=== DATA SUPPLIED ===
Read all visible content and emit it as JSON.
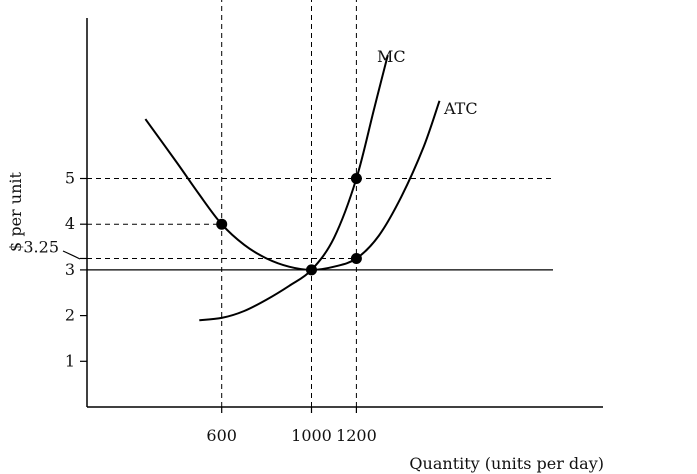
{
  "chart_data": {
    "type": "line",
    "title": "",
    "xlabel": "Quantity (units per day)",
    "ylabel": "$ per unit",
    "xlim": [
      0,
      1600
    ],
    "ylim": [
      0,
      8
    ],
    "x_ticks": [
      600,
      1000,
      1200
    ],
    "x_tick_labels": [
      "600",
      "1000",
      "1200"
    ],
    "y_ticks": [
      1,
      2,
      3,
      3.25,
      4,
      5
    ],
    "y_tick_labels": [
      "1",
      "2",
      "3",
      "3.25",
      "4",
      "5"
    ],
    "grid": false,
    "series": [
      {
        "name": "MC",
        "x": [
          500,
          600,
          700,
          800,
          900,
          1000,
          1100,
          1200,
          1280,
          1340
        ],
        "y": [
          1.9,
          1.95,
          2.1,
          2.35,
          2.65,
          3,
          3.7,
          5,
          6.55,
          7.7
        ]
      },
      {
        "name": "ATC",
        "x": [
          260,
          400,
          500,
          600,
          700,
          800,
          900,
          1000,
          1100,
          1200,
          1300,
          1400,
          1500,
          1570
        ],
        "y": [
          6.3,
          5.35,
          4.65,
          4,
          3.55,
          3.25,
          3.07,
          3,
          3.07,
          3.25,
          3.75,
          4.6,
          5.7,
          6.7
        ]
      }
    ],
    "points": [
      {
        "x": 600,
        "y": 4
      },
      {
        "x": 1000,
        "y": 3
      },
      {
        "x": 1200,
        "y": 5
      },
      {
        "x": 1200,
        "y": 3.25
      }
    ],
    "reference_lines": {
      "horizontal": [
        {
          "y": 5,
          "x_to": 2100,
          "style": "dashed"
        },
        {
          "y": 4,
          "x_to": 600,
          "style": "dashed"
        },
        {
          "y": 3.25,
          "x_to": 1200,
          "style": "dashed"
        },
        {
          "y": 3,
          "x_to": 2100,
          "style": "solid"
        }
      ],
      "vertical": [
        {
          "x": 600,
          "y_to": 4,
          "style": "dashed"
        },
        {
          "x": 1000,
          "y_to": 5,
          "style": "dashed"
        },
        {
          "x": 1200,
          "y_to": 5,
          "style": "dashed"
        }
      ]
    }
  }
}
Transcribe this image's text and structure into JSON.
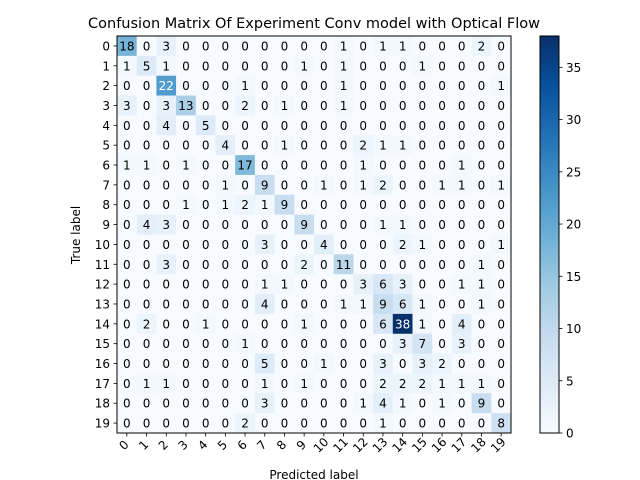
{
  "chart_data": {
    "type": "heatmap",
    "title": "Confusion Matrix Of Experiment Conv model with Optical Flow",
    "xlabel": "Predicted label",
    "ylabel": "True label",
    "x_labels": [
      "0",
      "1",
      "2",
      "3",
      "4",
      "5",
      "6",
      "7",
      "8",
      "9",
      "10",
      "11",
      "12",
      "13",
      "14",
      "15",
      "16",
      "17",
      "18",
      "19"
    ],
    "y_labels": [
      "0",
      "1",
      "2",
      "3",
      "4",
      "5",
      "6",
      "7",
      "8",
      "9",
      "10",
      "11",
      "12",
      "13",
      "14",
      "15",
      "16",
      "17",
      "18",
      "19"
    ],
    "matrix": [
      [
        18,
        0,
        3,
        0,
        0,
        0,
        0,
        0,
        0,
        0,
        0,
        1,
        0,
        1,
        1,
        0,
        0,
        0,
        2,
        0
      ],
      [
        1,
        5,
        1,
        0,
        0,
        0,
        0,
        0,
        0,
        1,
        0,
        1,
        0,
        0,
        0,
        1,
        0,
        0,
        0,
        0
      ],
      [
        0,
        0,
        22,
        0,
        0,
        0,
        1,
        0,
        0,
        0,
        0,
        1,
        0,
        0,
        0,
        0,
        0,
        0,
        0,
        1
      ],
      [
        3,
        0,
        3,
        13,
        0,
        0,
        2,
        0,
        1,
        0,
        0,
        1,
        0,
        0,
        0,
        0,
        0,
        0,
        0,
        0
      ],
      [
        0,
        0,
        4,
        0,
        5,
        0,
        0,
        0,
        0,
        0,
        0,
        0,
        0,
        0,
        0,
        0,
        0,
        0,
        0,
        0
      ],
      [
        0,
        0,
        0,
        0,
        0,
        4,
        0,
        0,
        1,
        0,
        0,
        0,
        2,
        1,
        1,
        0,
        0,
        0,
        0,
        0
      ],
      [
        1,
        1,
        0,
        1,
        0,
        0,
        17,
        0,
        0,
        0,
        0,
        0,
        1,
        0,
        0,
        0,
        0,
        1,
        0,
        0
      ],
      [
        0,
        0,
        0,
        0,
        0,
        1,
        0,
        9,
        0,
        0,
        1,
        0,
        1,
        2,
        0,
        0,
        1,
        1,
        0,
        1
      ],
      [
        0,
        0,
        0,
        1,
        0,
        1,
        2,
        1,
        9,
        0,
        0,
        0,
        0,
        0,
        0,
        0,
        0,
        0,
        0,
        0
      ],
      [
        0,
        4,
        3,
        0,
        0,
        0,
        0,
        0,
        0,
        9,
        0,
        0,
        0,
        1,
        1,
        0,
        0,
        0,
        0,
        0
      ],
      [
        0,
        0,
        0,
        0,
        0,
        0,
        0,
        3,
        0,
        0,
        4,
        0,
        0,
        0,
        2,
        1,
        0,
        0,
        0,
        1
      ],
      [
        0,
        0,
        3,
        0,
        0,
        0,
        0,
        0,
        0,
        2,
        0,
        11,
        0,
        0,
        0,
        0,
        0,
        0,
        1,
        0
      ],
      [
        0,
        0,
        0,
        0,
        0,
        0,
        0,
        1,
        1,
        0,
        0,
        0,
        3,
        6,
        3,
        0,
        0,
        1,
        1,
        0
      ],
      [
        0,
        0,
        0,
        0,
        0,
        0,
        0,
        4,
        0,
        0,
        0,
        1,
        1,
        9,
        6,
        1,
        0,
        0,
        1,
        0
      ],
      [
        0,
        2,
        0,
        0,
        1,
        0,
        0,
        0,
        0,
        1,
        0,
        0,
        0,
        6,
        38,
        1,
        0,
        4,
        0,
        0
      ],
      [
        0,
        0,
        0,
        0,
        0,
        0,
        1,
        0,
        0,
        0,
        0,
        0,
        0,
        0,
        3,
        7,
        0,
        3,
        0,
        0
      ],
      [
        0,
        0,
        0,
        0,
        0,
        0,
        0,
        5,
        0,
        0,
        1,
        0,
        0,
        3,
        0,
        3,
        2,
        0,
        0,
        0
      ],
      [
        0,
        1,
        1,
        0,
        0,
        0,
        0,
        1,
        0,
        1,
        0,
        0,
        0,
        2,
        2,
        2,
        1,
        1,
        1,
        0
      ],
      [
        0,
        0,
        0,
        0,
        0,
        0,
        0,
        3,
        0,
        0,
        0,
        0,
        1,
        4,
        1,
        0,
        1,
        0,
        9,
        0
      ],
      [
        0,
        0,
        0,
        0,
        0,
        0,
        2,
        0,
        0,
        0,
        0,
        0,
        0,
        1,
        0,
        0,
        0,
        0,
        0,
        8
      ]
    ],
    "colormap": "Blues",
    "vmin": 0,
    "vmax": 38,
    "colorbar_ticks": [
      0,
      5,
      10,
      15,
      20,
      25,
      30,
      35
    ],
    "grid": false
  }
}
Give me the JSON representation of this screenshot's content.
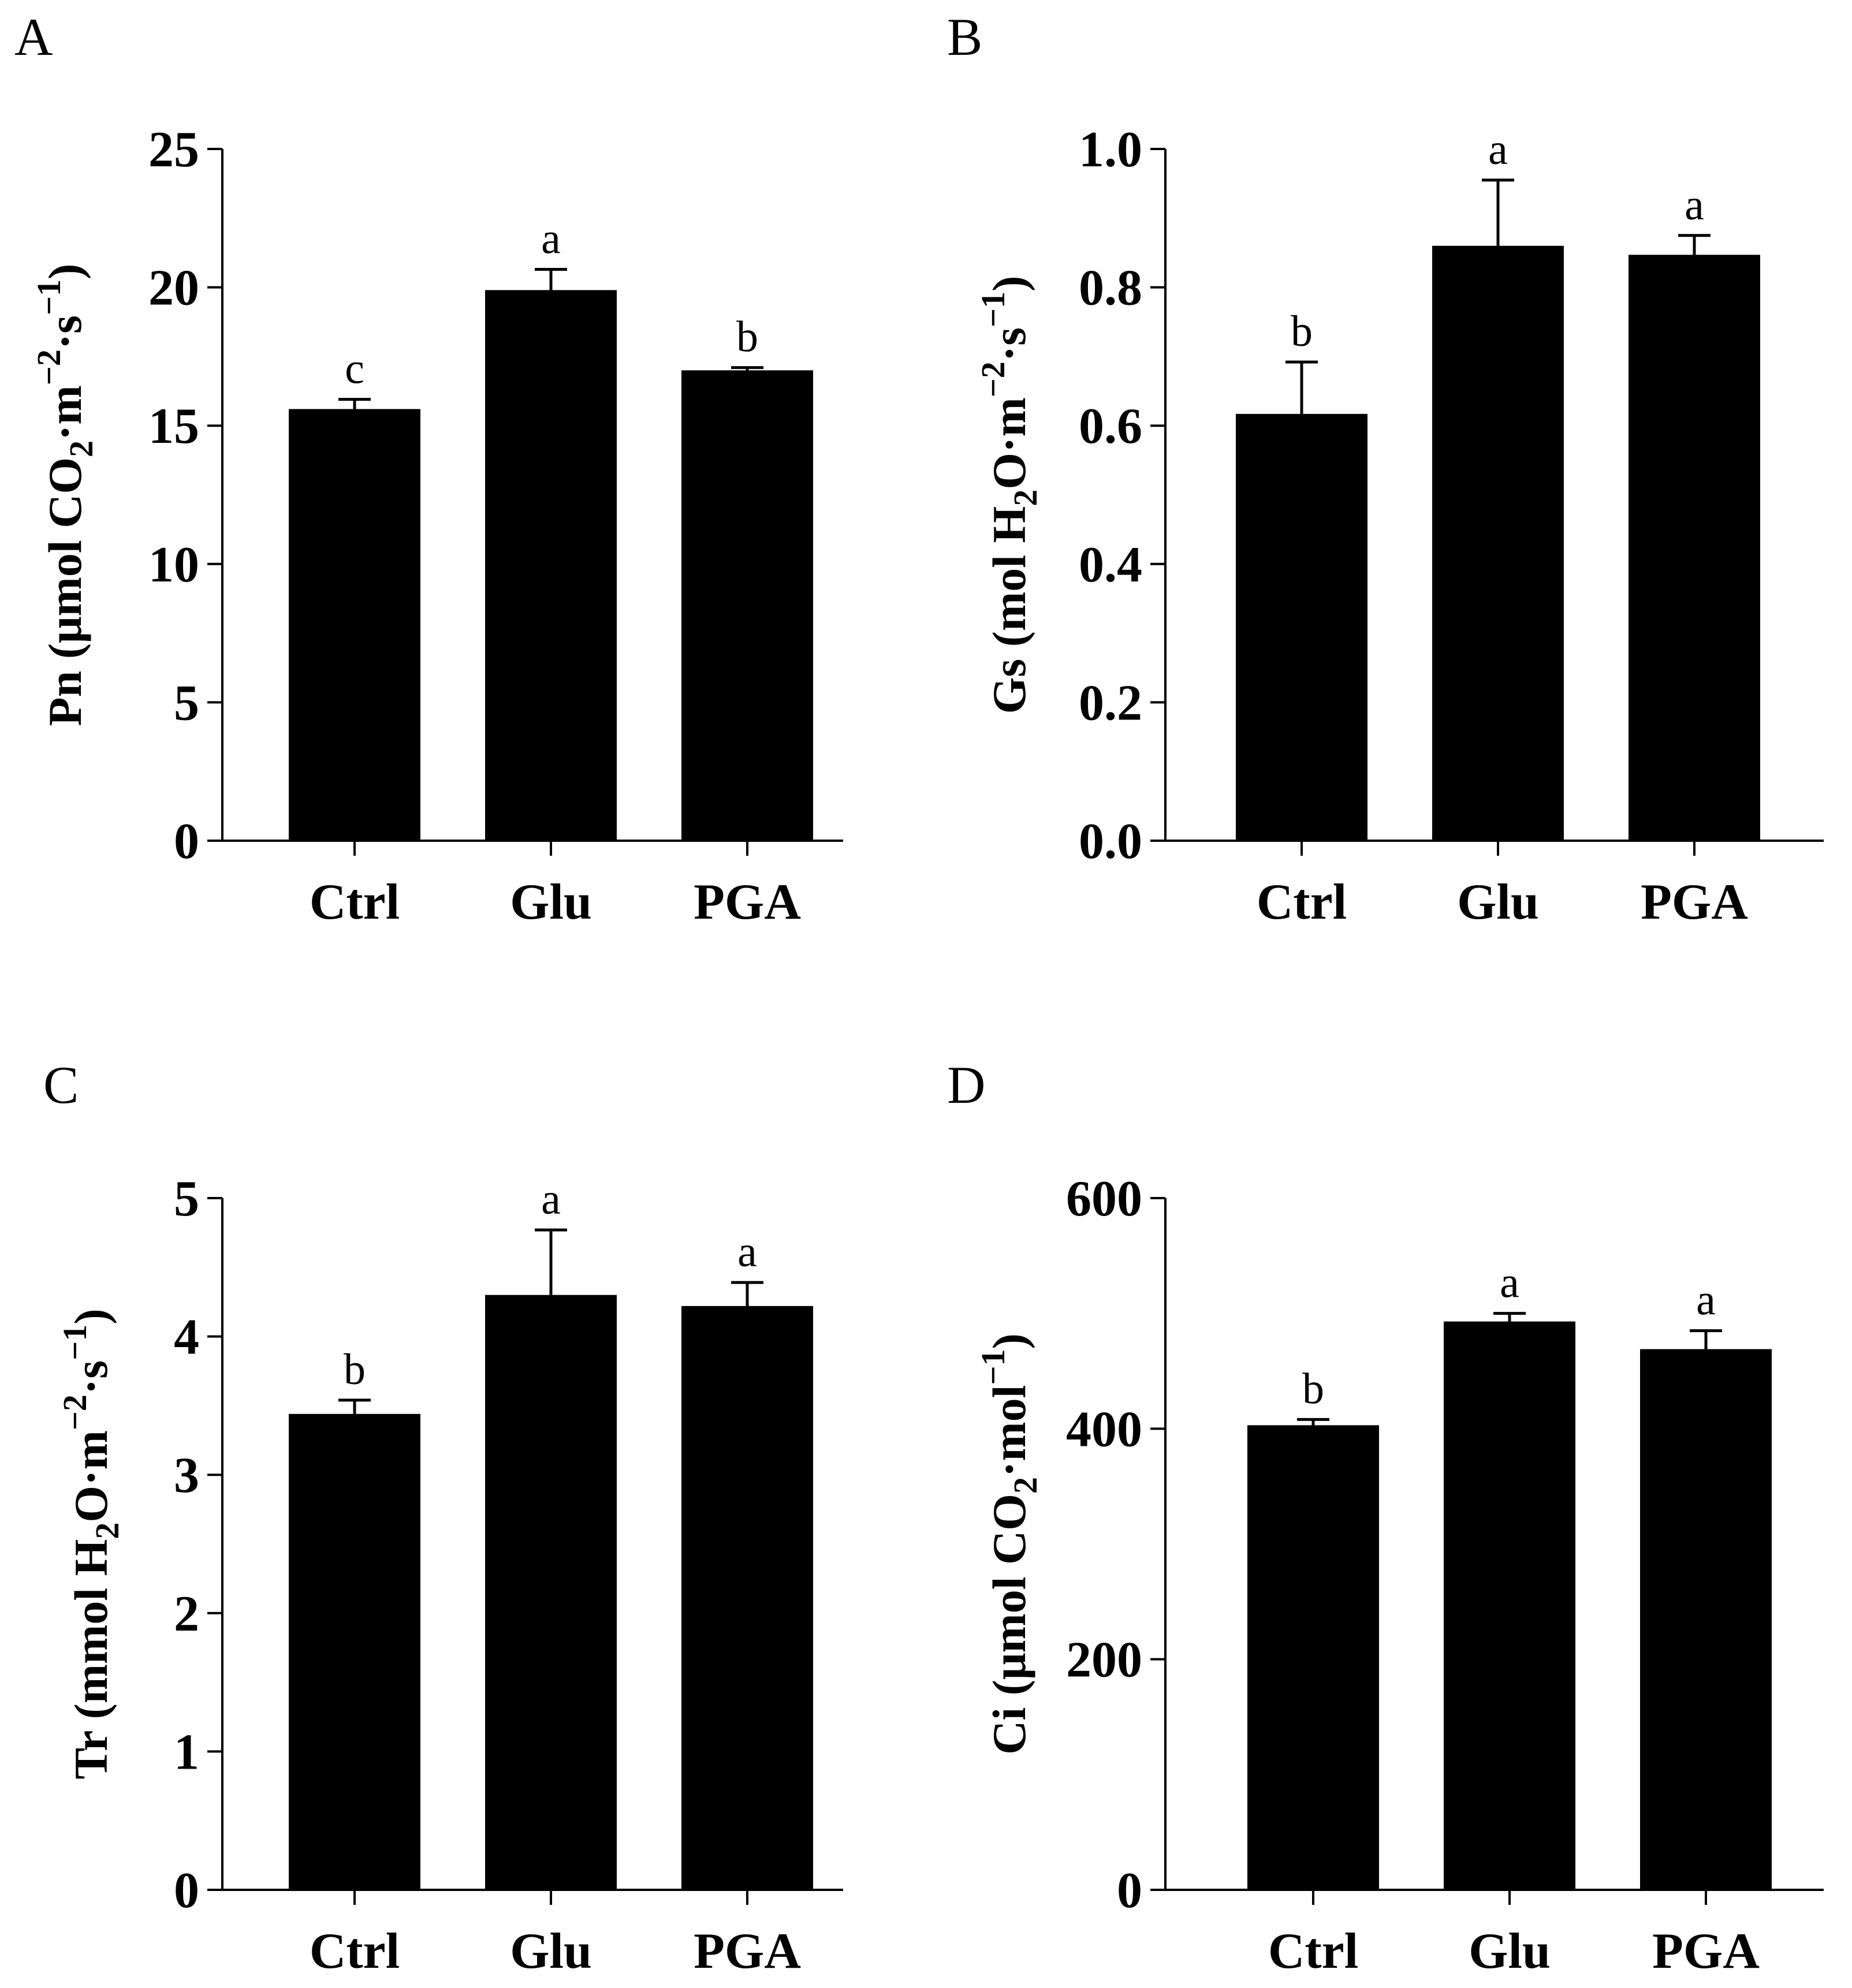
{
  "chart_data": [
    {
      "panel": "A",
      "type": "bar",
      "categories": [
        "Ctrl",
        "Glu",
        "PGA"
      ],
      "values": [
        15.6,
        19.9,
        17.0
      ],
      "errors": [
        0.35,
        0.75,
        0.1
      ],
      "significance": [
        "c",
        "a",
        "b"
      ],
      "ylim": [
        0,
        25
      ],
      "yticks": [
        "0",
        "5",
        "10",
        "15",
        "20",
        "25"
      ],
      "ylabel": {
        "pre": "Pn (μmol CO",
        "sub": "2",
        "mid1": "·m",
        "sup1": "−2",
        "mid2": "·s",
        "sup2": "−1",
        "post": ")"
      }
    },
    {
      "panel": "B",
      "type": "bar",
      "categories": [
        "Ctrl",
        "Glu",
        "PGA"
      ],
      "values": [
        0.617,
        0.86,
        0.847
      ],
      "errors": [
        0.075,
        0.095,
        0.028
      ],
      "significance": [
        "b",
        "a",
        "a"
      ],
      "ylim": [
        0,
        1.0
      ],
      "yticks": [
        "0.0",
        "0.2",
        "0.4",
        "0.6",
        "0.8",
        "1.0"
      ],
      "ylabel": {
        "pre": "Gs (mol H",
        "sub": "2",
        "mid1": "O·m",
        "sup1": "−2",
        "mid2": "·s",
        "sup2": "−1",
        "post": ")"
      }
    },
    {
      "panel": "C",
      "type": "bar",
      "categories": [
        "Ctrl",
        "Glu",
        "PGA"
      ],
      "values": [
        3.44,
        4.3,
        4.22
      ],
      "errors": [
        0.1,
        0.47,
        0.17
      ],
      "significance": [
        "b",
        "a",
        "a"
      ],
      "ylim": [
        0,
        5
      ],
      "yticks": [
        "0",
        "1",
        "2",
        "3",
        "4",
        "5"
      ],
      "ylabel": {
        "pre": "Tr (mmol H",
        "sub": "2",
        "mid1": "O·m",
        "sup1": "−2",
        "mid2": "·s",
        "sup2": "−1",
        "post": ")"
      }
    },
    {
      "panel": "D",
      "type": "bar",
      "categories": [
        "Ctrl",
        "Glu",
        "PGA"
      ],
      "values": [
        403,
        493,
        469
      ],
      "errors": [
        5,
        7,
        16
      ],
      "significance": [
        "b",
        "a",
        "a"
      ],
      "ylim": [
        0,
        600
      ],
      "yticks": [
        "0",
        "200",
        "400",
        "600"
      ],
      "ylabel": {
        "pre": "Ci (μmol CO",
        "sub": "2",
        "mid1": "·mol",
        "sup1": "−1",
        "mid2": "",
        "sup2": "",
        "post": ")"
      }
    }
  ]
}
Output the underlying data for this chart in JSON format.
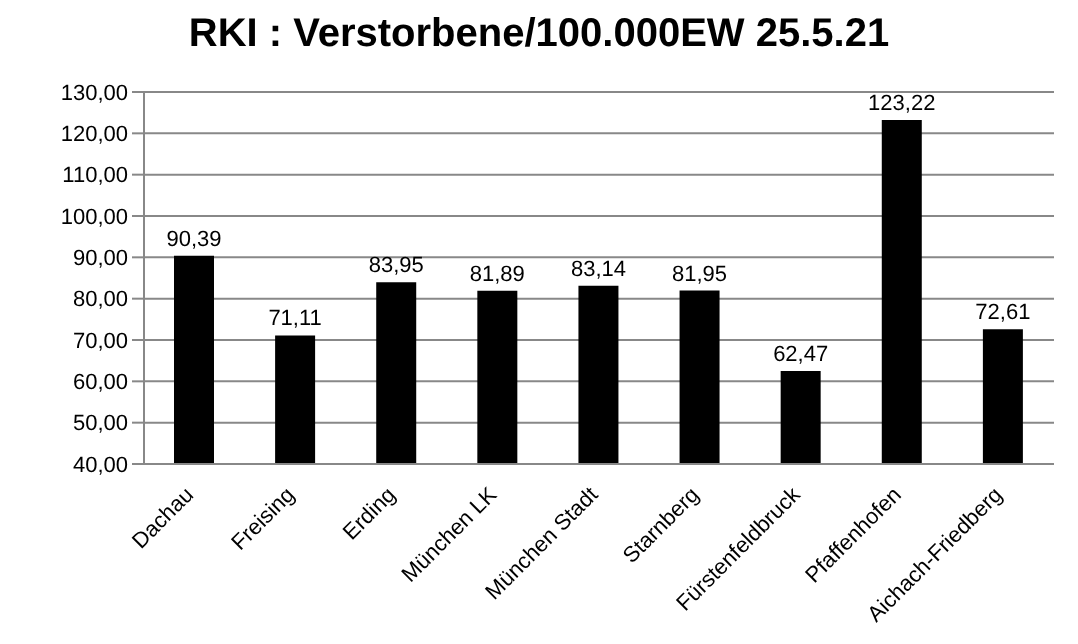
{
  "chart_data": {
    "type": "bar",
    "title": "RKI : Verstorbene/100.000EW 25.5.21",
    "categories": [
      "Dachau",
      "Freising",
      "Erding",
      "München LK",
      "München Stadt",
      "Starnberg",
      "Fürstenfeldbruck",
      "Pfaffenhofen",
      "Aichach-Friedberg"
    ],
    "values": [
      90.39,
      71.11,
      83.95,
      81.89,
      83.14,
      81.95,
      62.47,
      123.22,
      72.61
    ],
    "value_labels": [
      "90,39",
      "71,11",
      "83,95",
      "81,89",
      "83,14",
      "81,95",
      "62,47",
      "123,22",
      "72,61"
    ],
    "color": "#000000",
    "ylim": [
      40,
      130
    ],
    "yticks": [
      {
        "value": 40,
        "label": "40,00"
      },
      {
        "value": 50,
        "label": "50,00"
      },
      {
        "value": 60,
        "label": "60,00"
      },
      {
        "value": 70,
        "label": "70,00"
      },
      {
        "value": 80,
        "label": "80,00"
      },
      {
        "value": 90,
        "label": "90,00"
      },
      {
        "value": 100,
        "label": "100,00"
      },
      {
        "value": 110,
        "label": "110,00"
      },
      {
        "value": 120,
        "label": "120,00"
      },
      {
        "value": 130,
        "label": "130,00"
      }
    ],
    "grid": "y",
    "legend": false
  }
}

=== INSTRUCTION ===
From the entries, report each line that includes the word "content".

=== WRITTEN ANSWER ===
Read all visible content and emit it as JSON.
Give me the JSON representation of this screenshot's content.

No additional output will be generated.